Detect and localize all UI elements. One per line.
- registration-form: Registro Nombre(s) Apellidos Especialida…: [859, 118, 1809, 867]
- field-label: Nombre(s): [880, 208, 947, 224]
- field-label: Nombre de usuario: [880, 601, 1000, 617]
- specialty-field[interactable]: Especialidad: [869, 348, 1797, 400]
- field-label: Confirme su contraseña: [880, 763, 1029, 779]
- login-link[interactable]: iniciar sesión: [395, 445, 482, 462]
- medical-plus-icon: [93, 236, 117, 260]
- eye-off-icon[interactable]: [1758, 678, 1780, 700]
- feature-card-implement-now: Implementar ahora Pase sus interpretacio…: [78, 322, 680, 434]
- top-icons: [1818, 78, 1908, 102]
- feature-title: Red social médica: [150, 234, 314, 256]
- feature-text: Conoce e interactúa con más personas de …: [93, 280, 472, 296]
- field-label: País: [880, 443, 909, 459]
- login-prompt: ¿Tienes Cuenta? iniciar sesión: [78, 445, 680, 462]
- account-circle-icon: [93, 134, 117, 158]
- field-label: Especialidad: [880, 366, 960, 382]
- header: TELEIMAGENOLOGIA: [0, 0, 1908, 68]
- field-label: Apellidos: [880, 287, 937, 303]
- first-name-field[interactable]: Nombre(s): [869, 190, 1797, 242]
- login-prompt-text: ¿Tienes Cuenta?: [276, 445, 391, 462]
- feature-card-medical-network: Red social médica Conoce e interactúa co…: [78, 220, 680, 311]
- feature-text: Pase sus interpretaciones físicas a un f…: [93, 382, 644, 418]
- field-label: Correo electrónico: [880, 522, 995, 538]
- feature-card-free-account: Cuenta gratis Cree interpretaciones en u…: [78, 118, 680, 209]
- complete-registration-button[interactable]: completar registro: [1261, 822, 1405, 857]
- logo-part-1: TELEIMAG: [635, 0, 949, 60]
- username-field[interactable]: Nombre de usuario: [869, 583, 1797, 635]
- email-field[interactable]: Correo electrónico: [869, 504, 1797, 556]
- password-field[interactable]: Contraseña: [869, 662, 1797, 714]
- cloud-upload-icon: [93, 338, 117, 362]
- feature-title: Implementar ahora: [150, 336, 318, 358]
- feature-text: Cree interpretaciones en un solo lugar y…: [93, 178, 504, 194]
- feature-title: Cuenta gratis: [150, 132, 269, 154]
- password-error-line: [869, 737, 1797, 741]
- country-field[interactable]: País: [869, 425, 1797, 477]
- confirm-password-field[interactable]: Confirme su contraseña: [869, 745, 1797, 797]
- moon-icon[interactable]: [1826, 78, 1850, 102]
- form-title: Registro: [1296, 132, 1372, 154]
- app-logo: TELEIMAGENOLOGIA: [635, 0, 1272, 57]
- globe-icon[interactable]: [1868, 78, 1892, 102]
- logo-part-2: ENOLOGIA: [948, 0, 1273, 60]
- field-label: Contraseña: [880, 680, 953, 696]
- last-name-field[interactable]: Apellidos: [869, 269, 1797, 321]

**Given task:** Can you repeat the material from its first line through the line with "- field-label: Confirme", swapping "field-label" for "form-label" and changing nothing else?

**Reply:**
Detect and localize all UI elements. One per line.
- registration-form: Registro Nombre(s) Apellidos Especialida…: [859, 118, 1809, 867]
- form-label: Nombre(s): [880, 208, 947, 224]
- form-label: Nombre de usuario: [880, 601, 1000, 617]
- specialty-field[interactable]: Especialidad: [869, 348, 1797, 400]
- form-label: Confirme su contraseña: [880, 763, 1029, 779]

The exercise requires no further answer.